Short exercise -> Collect every line that includes the string "tudíž".

[Extracted data entries]

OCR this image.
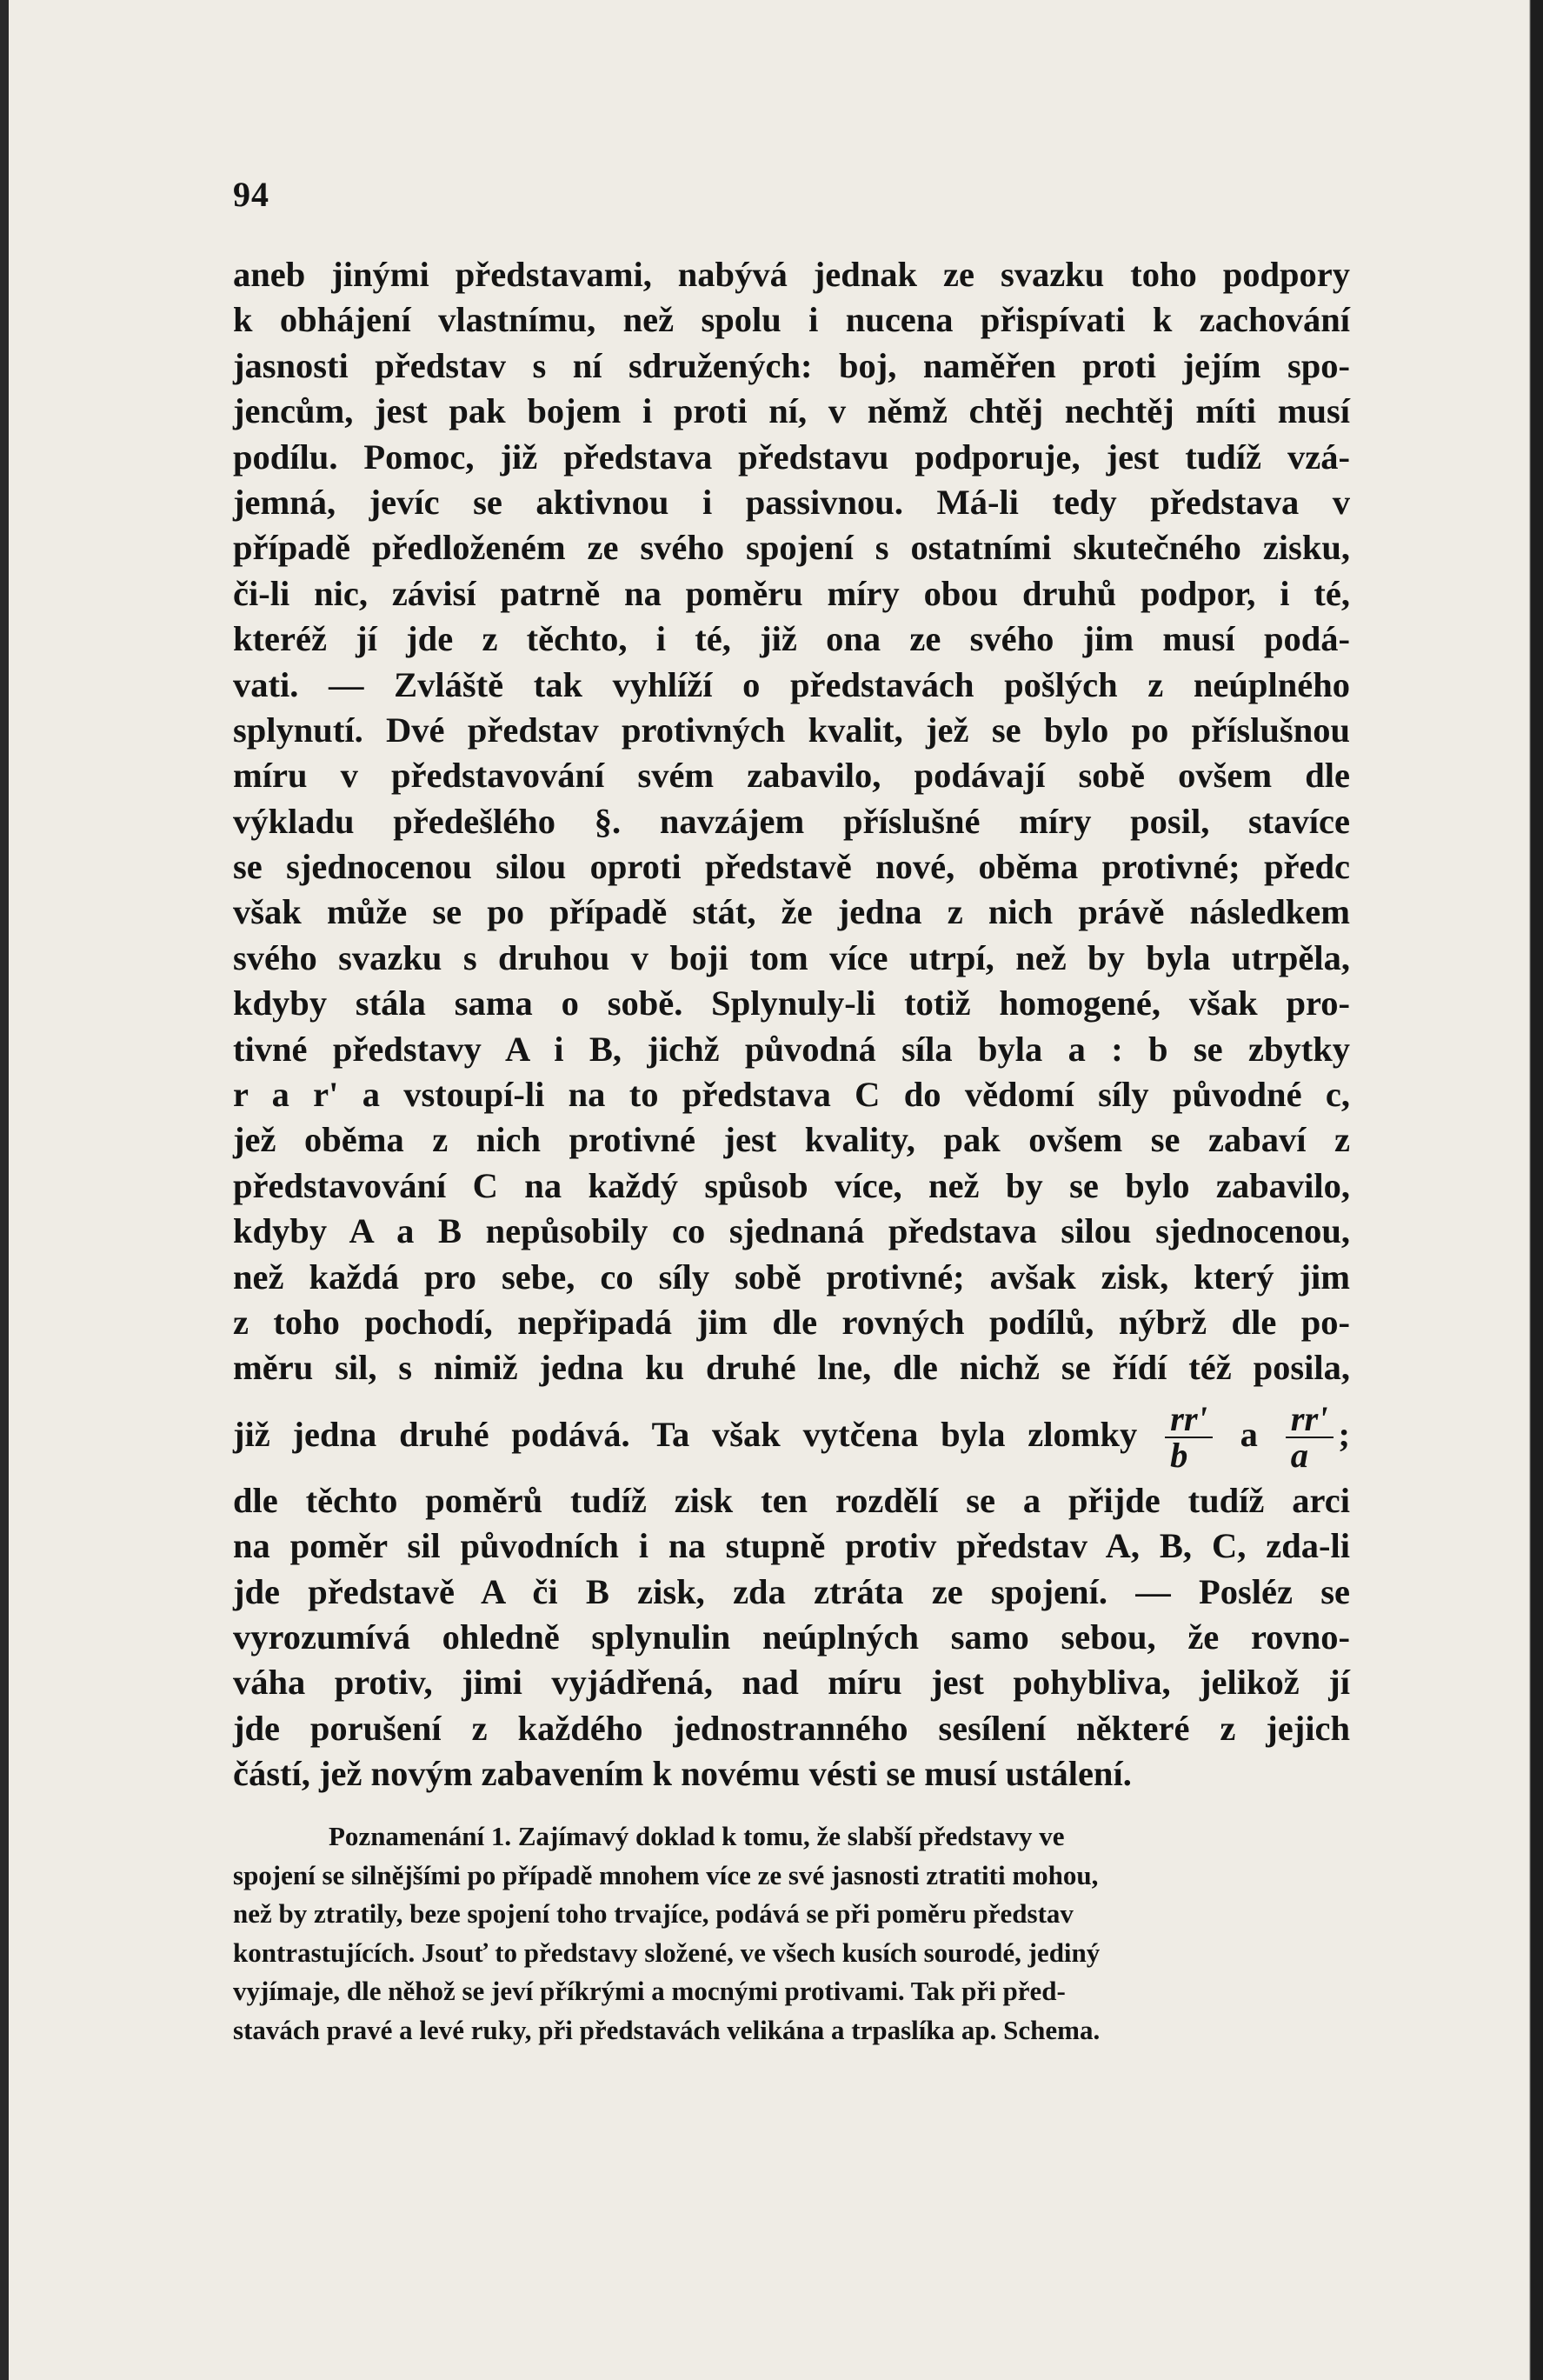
94
aneb jinými představami, nabývá jednak ze svazku toho podpory
k obhájení vlastnímu, než spolu i nucena přispívati k zachování
jasnosti představ s ní sdružených: boj, naměřen proti jejím spo-
jencům, jest pak bojem i proti ní, v němž chtěj nechtěj míti musí
podílu. Pomoc, již představa představu podporuje, jest tudíž vzá-
jemná, jevíc se aktivnou i passivnou. Má-li tedy představa v
případě předloženém ze svého spojení s ostatními skutečného zisku,
či-li nic, závisí patrně na poměru míry obou druhů podpor, i té,
kteréž jí jde z těchto, i té, již ona ze svého jim musí podá-
vati. — Zvláště tak vyhlíží o představách pošlých z neúplného
splynutí. Dvé představ protivných kvalit, jež se bylo po příslušnou
míru v představování svém zabavilo, podávají sobě ovšem dle
výkladu předešlého §. navzájem příslušné míry posil, stavíce
se sjednocenou silou oproti představě nové, oběma protivné; předc
však může se po případě stát, že jedna z nich právě následkem
svého svazku s druhou v boji tom více utrpí, než by byla utrpěla,
kdyby stála sama o sobě. Splynuly-li totiž homogené, však pro-
tivné představy A i B, jichž původná síla byla a : b se zbytky
r a r' a vstoupí-li na to představa C do vědomí síly původné c,
jež oběma z nich protivné jest kvality, pak ovšem se zabaví z
představování C na každý spůsob více, než by se bylo zabavilo,
kdyby A a B nepůsobily co sjednaná představa silou sjednocenou,
než každá pro sebe, co síly sobě protivné; avšak zisk, který jim
z toho pochodí, nepřipadá jim dle rovných podílů, nýbrž dle po-
měru sil, s nimiž jedna ku druhé lne, dle nichž se řídí též posila,
již jedna druhé podává. Ta však vytčena byla zlomky $\frac{rr'}{b}$ a $\frac{rr'}{a}$ ;
dle těchto poměrů tudíž zisk ten rozdělí se a přijde tudíž arci
na poměr sil původních i na stupně protiv představ A, B, C, zda-li
jde představě A či B zisk, zda ztráta ze spojení. — Posléz se
vyrozumívá ohledně splynulin neúplných samo sebou, že rovno-
váha protiv, jimi vyjádřená, nad míru jest pohybliva, jelikož jí
jde porušení z každého jednostranného sesílení některé z jejich
částí, jež novým zabavením k novému vésti se musí ustálení.
Poznamenání 1. Zajímavý doklad k tomu, že slabší představy ve
spojení se silnějšími po případě mnohem více ze své jasnosti ztratiti mohou,
než by ztratily, beze spojení toho trvajíce, podává se při poměru představ
kontrastujících. Jsouť to představy složené, ve všech kusích sourodé, jediný
vyjímaje, dle něhož se jeví příkrými a mocnými protivami. Tak při před-
stavách pravé a levé ruky, při představách velikána a trpaslíka ap. Schema.
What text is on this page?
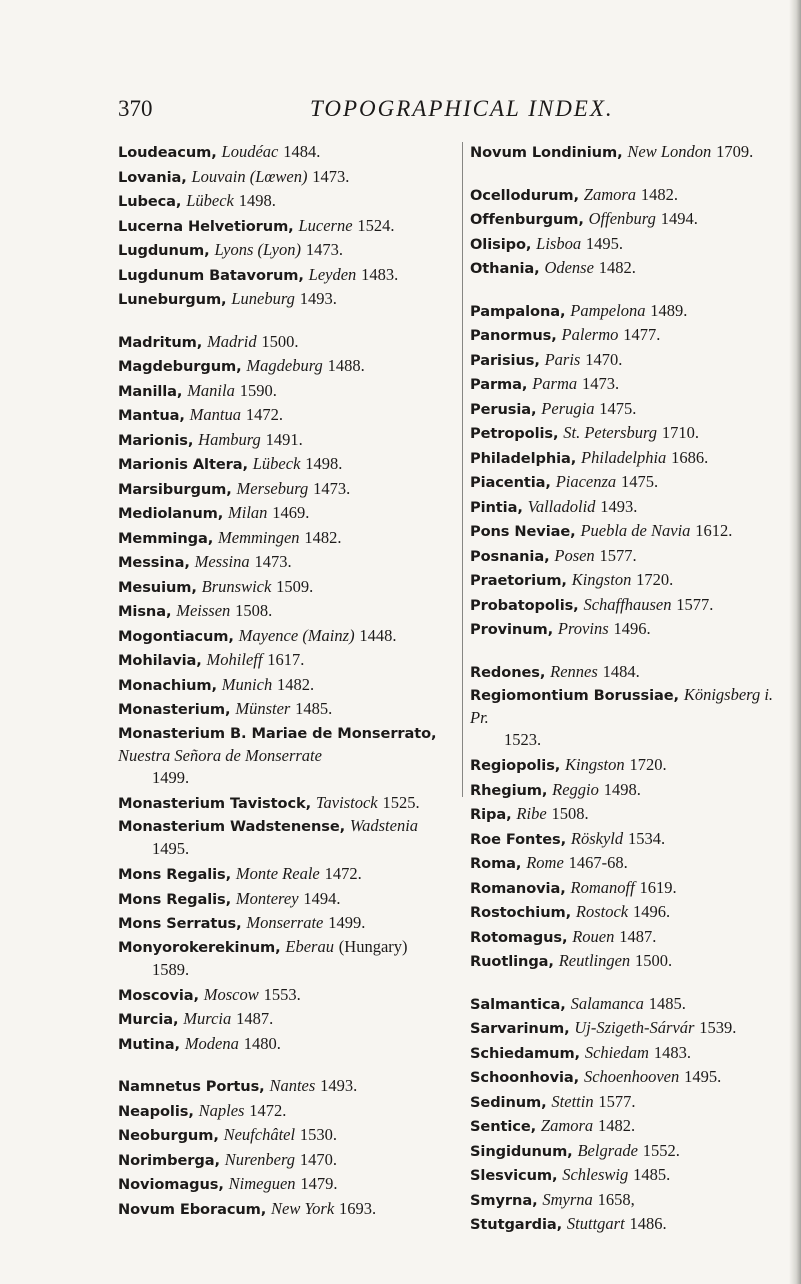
370	TOPOGRAPHICAL INDEX.
Loudeacum, Loudéac 1484.
Lovania, Louvain (Lœwen) 1473.
Lubeca, Lübeck 1498.
Lucerna Helvetiorum, Lucerne 1524.
Lugdunum, Lyons (Lyon) 1473.
Lugdunum Batavorum, Leyden 1483.
Luneburgum, Luneburg 1493.
Madritum, Madrid 1500.
Magdeburgum, Magdeburg 1488.
Manilla, Manila 1590.
Mantua, Mantua 1472.
Marionis, Hamburg 1491.
Marionis Altera, Lübeck 1498.
Marsiburgum, Merseburg 1473.
Mediolanum, Milan 1469.
Memminga, Memmingen 1482.
Messina, Messina 1473.
Mesuium, Brunswick 1509.
Misna, Meissen 1508.
Mogontiacum, Mayence (Mainz) 1448.
Mohilavia, Mohileff 1617.
Monachium, Munich 1482.
Monasterium, Münster 1485.
Monasterium B. Mariae de Monserrato, Nuestra Señora de Monserrate
1499.
Monasterium Tavistock, Tavistock 1525.
Monasterium Wadstenense, Wadstenia
1495.
Mons Regalis, Monte Reale 1472.
Mons Regalis, Monterey 1494.
Mons Serratus, Monserrate 1499.
Monyorokerekinum, Eberau (Hungary)
1589.
Moscovia, Moscow 1553.
Murcia, Murcia 1487.
Mutina, Modena 1480.
Namnetus Portus, Nantes 1493.
Neapolis, Naples 1472.
Neoburgum, Neufchâtel 1530.
Norimberga, Nurenberg 1470.
Noviomagus, Nimeguen 1479.
Novum Eboracum, New York 1693.
Novum Londinium, New London 1709.
Ocellodurum, Zamora 1482.
Offenburgum, Offenburg 1494.
Olisipo, Lisboa 1495.
Othania, Odense 1482.
Pampalona, Pampelona 1489.
Panormus, Palermo 1477.
Parisius, Paris 1470.
Parma, Parma 1473.
Perusia, Perugia 1475.
Petropolis, St. Petersburg 1710.
Philadelphia, Philadelphia 1686.
Piacentia, Piacenza 1475.
Pintia, Valladolid 1493.
Pons Neviae, Puebla de Navia 1612.
Posnania, Posen 1577.
Praetorium, Kingston 1720.
Probatopolis, Schaffhausen 1577.
Provinum, Provins 1496.
Redones, Rennes 1484.
Regiomontium Borussiae, Königsberg i. Pr.
1523.
Regiopolis, Kingston 1720.
Rhegium, Reggio 1498.
Ripa, Ribe 1508.
Roe Fontes, Röskyld 1534.
Roma, Rome 1467-68.
Romanovia, Romanoff 1619.
Rostochium, Rostock 1496.
Rotomagus, Rouen 1487.
Ruotlinga, Reutlingen 1500.
Salmantica, Salamanca 1485.
Sarvarinum, Uj-Szigeth-Sárvár 1539.
Schiedamum, Schiedam 1483.
Schoonhovia, Schoenhooven 1495.
Sedinum, Stettin 1577.
Sentice, Zamora 1482.
Singidunum, Belgrade 1552.
Slesvicum, Schleswig 1485.
Smyrna, Smyrna 1658,
Stutgardia, Stuttgart 1486.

Answer in full ->
podílu. Pomoc, již představa představu podporuje, jest tudíž vzá-
dle těchto poměrů tudíž zisk ten rozdělí se a přijde tudíž arci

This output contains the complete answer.